Figure dataset records:
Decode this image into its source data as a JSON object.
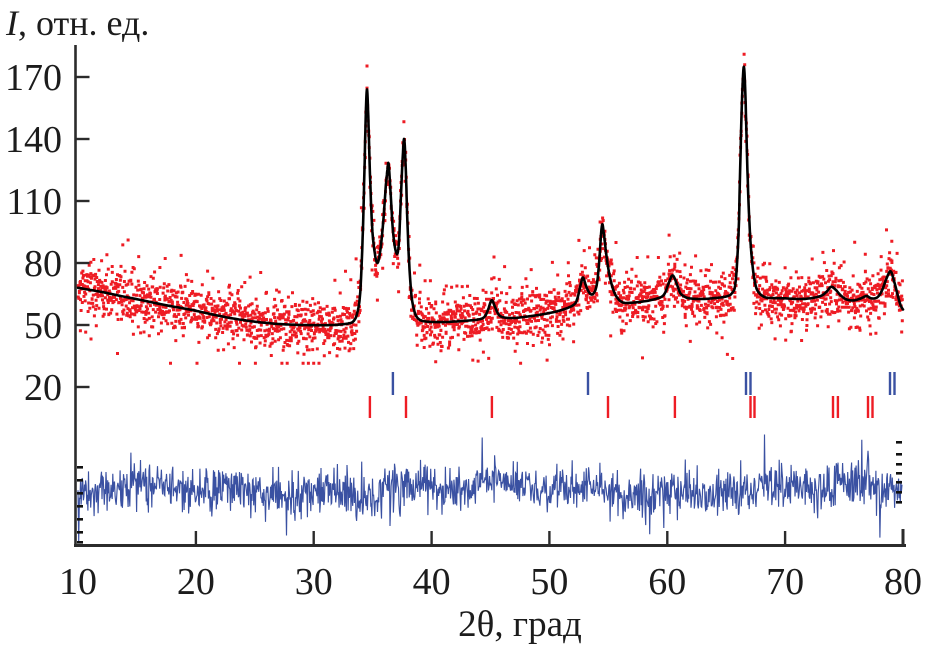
{
  "chart_data": {
    "type": "scatter+line (X-ray diffraction Rietveld refinement plot)",
    "title": "",
    "ylabel_italic": "I",
    "ylabel_rest": ", отн. ед.",
    "ylabel_full": "I, отн. ед.",
    "xlabel": "2θ, град",
    "x_range": [
      10,
      80
    ],
    "x_ticks": [
      10,
      20,
      30,
      40,
      50,
      60,
      70,
      80
    ],
    "y_ticks": [
      20,
      50,
      80,
      110,
      140,
      170
    ],
    "grid": false,
    "legend": "none",
    "axis_color": "#2b2b2b",
    "text_color": "#1c1c1c",
    "series": [
      {
        "name": "observed-intensity",
        "style": "scatter",
        "color": "#ee1c24",
        "marker": "square",
        "marker_px": 3,
        "noise_sigma": 6,
        "follows": "calculated-intensity"
      },
      {
        "name": "calculated-intensity",
        "style": "line",
        "color": "#000000",
        "points": [
          [
            10,
            68
          ],
          [
            11,
            67
          ],
          [
            12,
            66
          ],
          [
            13,
            64.8
          ],
          [
            14,
            63.6
          ],
          [
            15,
            62.5
          ],
          [
            16,
            61.3
          ],
          [
            17,
            60.1
          ],
          [
            18,
            59
          ],
          [
            19,
            58
          ],
          [
            20,
            56.9
          ],
          [
            21,
            55.6
          ],
          [
            22,
            54.4
          ],
          [
            23,
            53.3
          ],
          [
            24,
            52.4
          ],
          [
            25,
            51.6
          ],
          [
            26,
            51
          ],
          [
            27,
            50.5
          ],
          [
            28,
            50.2
          ],
          [
            29,
            50
          ],
          [
            30,
            49.9
          ],
          [
            31,
            49.9
          ],
          [
            32,
            50.1
          ],
          [
            33,
            50.8
          ],
          [
            33.4,
            52
          ],
          [
            33.7,
            56
          ],
          [
            33.95,
            66
          ],
          [
            34.15,
            92
          ],
          [
            34.3,
            124
          ],
          [
            34.42,
            152
          ],
          [
            34.52,
            164
          ],
          [
            34.63,
            151
          ],
          [
            34.78,
            122
          ],
          [
            34.95,
            98
          ],
          [
            35.15,
            86
          ],
          [
            35.4,
            80
          ],
          [
            35.65,
            86
          ],
          [
            35.9,
            100
          ],
          [
            36.1,
            116
          ],
          [
            36.25,
            125
          ],
          [
            36.35,
            128
          ],
          [
            36.5,
            116
          ],
          [
            36.7,
            97
          ],
          [
            36.9,
            87.5
          ],
          [
            37.1,
            84.5
          ],
          [
            37.25,
            92
          ],
          [
            37.4,
            112
          ],
          [
            37.55,
            131
          ],
          [
            37.68,
            140
          ],
          [
            37.82,
            124
          ],
          [
            37.95,
            100
          ],
          [
            38.1,
            80
          ],
          [
            38.3,
            64
          ],
          [
            38.55,
            56.5
          ],
          [
            38.8,
            53.5
          ],
          [
            39.2,
            52
          ],
          [
            40,
            51.5
          ],
          [
            41,
            51.4
          ],
          [
            42,
            51.7
          ],
          [
            43,
            52.1
          ],
          [
            44,
            52.7
          ],
          [
            44.5,
            54
          ],
          [
            44.8,
            57.5
          ],
          [
            45.1,
            62
          ],
          [
            45.4,
            58.5
          ],
          [
            45.7,
            55
          ],
          [
            46.1,
            53.7
          ],
          [
            47,
            53.4
          ],
          [
            48,
            54
          ],
          [
            49,
            54.8
          ],
          [
            50,
            55.8
          ],
          [
            51,
            57.2
          ],
          [
            52,
            59.5
          ],
          [
            52.35,
            62.5
          ],
          [
            52.65,
            69.5
          ],
          [
            52.85,
            73
          ],
          [
            53.1,
            69
          ],
          [
            53.4,
            65.5
          ],
          [
            53.7,
            65
          ],
          [
            54,
            69
          ],
          [
            54.2,
            79
          ],
          [
            54.45,
            98
          ],
          [
            54.62,
            94
          ],
          [
            54.85,
            83
          ],
          [
            55.1,
            74
          ],
          [
            55.45,
            66.5
          ],
          [
            55.85,
            62.5
          ],
          [
            56.3,
            60.8
          ],
          [
            57,
            60.8
          ],
          [
            58,
            61.4
          ],
          [
            59,
            62.6
          ],
          [
            59.7,
            64.5
          ],
          [
            60.1,
            70
          ],
          [
            60.45,
            74
          ],
          [
            60.8,
            70
          ],
          [
            61.1,
            65.5
          ],
          [
            61.5,
            63.6
          ],
          [
            62,
            62.8
          ],
          [
            63,
            62.6
          ],
          [
            64,
            63
          ],
          [
            65,
            63.8
          ],
          [
            65.5,
            65.5
          ],
          [
            65.8,
            71
          ],
          [
            66.05,
            95
          ],
          [
            66.2,
            130
          ],
          [
            66.35,
            160
          ],
          [
            66.5,
            175
          ],
          [
            66.65,
            157
          ],
          [
            66.8,
            125
          ],
          [
            67,
            96
          ],
          [
            67.25,
            78
          ],
          [
            67.5,
            69
          ],
          [
            67.8,
            65.5
          ],
          [
            68.3,
            63.4
          ],
          [
            69,
            63
          ],
          [
            70,
            62.9
          ],
          [
            71,
            62.6
          ],
          [
            72,
            62.8
          ],
          [
            73,
            64
          ],
          [
            73.5,
            66
          ],
          [
            73.9,
            68.5
          ],
          [
            74.3,
            67
          ],
          [
            74.7,
            64.4
          ],
          [
            75.2,
            62.4
          ],
          [
            75.8,
            61.9
          ],
          [
            76.4,
            62.8
          ],
          [
            76.9,
            64
          ],
          [
            77.3,
            62.9
          ],
          [
            77.8,
            63.3
          ],
          [
            78.2,
            66.5
          ],
          [
            78.6,
            72.5
          ],
          [
            78.95,
            76
          ],
          [
            79.25,
            71
          ],
          [
            79.55,
            64.5
          ],
          [
            79.8,
            59.5
          ],
          [
            80,
            57.5
          ]
        ]
      },
      {
        "name": "difference-curve",
        "style": "line",
        "color": "#3a51a2",
        "center_level": -30,
        "noise_sigma": 5.3,
        "end_caps_color": "#111111"
      }
    ],
    "peaks_2theta": [
      34.5,
      36.35,
      37.7,
      45.1,
      52.85,
      54.45,
      60.45,
      66.5,
      73.9,
      78.95
    ],
    "bragg_markers": {
      "rows": [
        {
          "name": "phase-1-reflections",
          "color": "#3a51a2",
          "positions": [
            36.72,
            53.27,
            66.68,
            67.06,
            78.9,
            79.28
          ]
        },
        {
          "name": "phase-2-reflections",
          "color": "#ee1c24",
          "positions": [
            34.77,
            37.83,
            45.12,
            54.97,
            60.65,
            67.06,
            67.4,
            74.06,
            74.48,
            77.03,
            77.41
          ]
        }
      ]
    }
  }
}
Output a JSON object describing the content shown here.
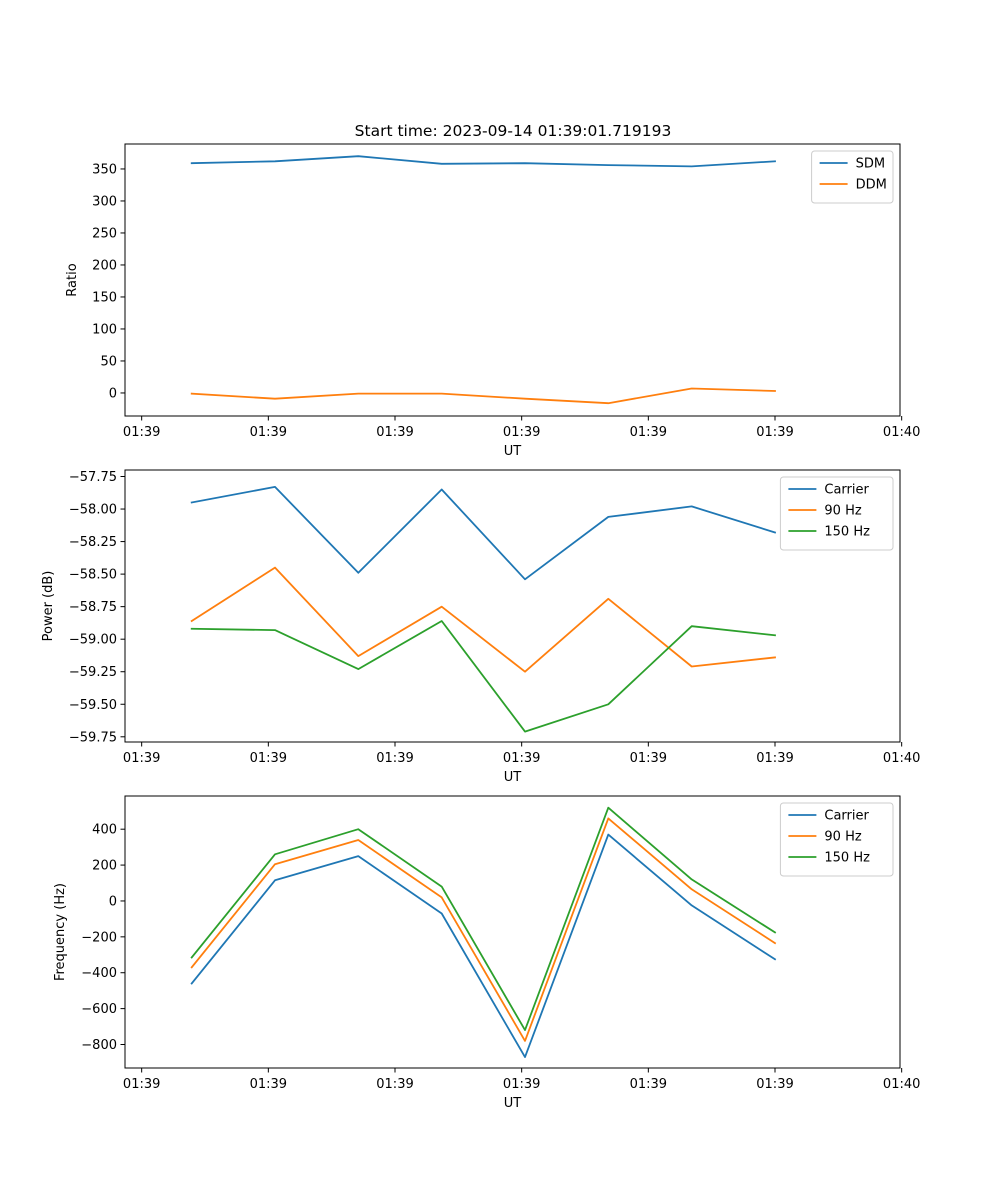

- _INSTRUCTION_: Search the data for "calculated". Copy every matching line.

- _EXERCISE ANSWER_:
        "follows": "calculated-intensity"
        "name": "calculated-intensity",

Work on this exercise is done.